[Lines of data]

[Start]

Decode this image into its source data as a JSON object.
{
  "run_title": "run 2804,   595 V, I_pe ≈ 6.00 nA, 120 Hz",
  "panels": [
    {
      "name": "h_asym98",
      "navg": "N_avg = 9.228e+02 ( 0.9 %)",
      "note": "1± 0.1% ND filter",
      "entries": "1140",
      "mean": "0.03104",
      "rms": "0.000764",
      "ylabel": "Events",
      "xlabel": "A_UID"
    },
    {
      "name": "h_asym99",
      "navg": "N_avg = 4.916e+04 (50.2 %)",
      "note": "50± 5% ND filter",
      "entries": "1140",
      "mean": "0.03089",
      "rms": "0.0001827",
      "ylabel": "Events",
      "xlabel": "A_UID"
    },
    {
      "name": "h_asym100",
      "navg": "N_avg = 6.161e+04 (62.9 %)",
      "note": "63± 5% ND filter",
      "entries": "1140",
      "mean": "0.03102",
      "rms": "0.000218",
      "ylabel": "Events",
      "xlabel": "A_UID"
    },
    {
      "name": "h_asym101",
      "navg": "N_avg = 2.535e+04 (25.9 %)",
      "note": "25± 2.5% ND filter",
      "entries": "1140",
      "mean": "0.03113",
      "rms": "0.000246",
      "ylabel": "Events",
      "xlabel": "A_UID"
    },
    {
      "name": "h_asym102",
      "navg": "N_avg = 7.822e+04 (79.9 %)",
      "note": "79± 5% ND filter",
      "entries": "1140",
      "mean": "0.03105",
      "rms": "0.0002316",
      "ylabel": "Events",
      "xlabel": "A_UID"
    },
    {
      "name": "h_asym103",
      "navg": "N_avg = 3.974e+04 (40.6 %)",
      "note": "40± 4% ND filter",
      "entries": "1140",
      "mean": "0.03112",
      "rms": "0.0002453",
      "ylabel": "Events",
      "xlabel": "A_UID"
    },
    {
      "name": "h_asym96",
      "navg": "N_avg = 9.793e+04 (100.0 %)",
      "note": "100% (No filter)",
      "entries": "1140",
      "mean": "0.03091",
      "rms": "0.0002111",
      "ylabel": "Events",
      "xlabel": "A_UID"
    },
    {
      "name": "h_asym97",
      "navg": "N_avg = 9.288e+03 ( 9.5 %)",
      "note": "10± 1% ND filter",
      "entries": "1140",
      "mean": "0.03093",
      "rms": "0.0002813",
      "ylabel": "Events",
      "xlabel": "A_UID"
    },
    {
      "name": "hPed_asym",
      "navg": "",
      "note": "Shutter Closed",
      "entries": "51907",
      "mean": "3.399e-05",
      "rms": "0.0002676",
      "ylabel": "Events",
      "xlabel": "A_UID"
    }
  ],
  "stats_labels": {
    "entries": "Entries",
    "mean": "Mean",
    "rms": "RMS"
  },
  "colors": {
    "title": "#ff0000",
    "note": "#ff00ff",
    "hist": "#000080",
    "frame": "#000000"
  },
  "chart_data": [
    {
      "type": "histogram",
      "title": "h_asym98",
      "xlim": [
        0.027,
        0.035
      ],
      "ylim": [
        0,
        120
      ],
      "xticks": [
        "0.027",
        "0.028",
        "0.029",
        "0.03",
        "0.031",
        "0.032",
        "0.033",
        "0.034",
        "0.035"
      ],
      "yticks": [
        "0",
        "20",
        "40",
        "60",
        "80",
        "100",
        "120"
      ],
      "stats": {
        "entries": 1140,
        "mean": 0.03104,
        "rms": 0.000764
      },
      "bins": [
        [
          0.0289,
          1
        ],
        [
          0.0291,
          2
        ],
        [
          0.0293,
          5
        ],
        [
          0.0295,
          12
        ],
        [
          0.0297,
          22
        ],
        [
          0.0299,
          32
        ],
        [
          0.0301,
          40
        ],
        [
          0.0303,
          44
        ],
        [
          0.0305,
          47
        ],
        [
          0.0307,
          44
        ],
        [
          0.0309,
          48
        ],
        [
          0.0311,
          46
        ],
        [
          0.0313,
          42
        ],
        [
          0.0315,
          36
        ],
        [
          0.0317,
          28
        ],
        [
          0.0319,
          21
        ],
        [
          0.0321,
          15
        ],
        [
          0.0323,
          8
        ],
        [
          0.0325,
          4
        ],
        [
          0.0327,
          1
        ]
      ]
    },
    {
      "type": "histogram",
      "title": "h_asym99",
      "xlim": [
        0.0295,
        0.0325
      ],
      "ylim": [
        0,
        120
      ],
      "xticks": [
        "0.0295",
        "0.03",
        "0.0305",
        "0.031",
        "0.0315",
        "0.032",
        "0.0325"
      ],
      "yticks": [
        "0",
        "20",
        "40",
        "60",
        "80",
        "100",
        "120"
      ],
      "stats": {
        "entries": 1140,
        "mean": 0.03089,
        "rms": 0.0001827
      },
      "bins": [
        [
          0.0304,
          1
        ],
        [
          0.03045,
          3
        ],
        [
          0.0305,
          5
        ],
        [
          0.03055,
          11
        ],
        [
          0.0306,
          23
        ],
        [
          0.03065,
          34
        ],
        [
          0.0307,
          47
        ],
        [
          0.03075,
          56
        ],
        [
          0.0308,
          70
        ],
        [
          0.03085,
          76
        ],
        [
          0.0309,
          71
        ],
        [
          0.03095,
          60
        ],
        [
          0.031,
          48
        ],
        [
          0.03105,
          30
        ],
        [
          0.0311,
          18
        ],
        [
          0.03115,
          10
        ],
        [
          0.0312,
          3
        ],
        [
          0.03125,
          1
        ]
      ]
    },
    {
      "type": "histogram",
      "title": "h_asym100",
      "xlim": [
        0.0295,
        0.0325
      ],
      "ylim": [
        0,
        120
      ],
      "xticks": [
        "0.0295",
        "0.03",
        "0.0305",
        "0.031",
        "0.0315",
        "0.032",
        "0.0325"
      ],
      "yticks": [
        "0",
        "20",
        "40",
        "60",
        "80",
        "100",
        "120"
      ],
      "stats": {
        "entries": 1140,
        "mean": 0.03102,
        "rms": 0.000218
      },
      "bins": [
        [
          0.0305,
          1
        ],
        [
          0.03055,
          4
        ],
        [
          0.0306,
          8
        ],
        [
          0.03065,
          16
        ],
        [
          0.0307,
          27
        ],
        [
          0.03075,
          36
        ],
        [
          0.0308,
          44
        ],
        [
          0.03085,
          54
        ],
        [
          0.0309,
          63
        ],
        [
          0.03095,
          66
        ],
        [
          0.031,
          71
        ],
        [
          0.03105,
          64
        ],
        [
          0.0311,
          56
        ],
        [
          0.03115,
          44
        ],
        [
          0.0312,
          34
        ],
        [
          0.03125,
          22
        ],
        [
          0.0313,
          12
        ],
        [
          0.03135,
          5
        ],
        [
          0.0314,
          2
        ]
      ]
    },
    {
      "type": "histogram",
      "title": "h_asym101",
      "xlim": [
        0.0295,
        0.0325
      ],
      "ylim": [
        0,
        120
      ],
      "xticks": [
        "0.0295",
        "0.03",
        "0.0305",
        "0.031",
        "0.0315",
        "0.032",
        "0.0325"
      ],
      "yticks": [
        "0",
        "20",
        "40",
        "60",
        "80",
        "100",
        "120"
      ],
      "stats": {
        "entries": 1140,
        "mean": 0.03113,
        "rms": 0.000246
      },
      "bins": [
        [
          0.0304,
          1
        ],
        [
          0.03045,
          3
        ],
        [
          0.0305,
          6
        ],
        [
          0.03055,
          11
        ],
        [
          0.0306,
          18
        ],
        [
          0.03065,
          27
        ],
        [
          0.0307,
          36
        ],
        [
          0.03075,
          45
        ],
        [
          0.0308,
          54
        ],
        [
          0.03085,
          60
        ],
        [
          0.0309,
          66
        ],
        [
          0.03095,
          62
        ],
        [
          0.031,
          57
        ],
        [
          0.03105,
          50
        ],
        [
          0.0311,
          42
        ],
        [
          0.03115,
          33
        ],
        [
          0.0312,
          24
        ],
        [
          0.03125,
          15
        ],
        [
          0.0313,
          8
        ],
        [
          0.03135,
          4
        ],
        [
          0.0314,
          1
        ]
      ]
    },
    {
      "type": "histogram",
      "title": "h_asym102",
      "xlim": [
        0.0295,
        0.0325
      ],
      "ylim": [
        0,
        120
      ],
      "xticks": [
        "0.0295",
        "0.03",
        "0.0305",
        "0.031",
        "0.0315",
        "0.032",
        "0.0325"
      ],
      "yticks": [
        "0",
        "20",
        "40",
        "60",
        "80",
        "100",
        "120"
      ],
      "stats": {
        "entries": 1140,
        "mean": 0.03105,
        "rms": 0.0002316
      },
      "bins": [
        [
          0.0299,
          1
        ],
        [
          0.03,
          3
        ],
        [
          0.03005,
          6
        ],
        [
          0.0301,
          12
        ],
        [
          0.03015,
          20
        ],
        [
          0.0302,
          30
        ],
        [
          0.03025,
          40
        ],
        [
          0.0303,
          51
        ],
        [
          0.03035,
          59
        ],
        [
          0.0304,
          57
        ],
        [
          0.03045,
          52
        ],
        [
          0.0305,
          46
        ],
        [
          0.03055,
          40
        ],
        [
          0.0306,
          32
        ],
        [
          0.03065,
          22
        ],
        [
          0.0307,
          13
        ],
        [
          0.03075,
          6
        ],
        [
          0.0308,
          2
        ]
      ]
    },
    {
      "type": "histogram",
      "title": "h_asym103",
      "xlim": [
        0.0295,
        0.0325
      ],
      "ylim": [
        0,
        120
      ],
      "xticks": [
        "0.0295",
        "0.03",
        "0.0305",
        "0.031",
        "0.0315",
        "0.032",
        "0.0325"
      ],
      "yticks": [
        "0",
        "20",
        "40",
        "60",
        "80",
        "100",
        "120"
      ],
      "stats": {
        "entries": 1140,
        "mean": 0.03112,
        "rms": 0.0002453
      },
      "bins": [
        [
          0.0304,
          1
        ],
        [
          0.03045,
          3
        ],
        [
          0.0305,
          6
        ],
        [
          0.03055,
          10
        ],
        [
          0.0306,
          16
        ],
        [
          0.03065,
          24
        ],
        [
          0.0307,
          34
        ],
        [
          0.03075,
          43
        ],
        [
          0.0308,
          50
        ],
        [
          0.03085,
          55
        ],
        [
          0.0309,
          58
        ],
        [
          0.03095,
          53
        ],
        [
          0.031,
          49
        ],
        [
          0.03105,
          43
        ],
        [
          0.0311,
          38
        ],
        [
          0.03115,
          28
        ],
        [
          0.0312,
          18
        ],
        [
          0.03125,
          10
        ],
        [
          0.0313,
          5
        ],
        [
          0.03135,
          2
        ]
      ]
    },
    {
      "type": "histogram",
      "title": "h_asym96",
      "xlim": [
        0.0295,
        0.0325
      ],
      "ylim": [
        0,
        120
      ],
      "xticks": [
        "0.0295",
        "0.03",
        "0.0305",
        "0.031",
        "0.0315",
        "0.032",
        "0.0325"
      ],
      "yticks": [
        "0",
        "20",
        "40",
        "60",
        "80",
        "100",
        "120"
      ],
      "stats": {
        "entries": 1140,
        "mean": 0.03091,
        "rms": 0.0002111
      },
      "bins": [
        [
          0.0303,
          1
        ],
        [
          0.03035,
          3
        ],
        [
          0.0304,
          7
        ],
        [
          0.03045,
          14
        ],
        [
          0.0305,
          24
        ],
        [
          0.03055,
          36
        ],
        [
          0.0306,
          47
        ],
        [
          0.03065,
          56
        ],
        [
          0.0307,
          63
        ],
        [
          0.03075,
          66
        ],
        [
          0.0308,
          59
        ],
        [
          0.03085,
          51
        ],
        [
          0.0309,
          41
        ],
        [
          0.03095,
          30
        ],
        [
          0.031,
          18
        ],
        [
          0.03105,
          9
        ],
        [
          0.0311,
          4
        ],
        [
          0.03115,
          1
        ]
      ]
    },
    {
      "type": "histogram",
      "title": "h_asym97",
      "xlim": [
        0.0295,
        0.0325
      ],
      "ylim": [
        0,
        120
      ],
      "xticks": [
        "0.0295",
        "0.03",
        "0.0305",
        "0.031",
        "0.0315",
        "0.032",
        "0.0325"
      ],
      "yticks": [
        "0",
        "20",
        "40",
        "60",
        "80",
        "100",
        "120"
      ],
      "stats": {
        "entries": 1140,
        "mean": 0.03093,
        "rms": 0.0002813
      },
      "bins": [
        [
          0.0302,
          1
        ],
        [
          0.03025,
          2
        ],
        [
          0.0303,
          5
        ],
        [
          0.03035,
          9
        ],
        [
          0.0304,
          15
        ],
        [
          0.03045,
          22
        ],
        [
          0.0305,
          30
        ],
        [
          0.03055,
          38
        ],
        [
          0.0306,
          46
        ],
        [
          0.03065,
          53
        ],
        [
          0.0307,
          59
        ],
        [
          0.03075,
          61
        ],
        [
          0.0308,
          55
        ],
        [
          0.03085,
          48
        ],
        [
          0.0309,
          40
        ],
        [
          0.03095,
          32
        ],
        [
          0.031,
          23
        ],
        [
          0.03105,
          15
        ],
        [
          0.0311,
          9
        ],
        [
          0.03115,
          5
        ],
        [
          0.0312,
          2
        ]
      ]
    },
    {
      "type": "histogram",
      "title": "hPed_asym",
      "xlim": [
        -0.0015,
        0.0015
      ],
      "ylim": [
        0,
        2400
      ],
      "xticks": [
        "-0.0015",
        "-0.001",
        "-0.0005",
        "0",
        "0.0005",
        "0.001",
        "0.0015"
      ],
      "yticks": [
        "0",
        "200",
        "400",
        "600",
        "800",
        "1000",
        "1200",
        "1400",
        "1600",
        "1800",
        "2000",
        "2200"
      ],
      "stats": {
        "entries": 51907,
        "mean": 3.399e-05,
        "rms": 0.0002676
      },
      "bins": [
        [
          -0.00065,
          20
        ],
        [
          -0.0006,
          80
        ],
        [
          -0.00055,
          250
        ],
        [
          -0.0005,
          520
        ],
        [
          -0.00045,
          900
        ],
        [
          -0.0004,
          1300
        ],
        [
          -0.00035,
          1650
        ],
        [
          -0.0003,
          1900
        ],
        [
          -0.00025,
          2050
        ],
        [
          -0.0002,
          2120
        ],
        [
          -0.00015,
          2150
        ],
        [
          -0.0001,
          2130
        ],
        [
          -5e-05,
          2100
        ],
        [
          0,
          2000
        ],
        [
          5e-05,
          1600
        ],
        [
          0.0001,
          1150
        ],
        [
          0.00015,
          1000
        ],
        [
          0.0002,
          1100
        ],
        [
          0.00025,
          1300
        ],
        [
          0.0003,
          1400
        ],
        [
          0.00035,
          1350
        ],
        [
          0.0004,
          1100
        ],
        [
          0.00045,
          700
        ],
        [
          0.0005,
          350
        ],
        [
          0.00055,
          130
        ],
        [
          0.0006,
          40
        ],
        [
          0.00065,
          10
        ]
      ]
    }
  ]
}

[End]

**WHAT TO PRODUCE:** Where a line in the entries holds the word "navg", copy that line.

**WRITTEN RESPONSE:**
      "navg": "N_avg = 9.228e+02 ( 0.9 %)",
      "navg": "N_avg = 4.916e+04 (50.2 %)",
      "navg": "N_avg = 6.161e+04 (62.9 %)",
      "navg": "N_avg = 2.535e+04 (25.9 %)",
      "navg": "N_avg = 7.822e+04 (79.9 %)",
      "navg": "N_avg = 3.974e+04 (40.6 %)",
      "navg": "N_avg = 9.793e+04 (100.0 %)",
      "navg": "N_avg = 9.288e+03 ( 9.5 %)",
      "navg": "",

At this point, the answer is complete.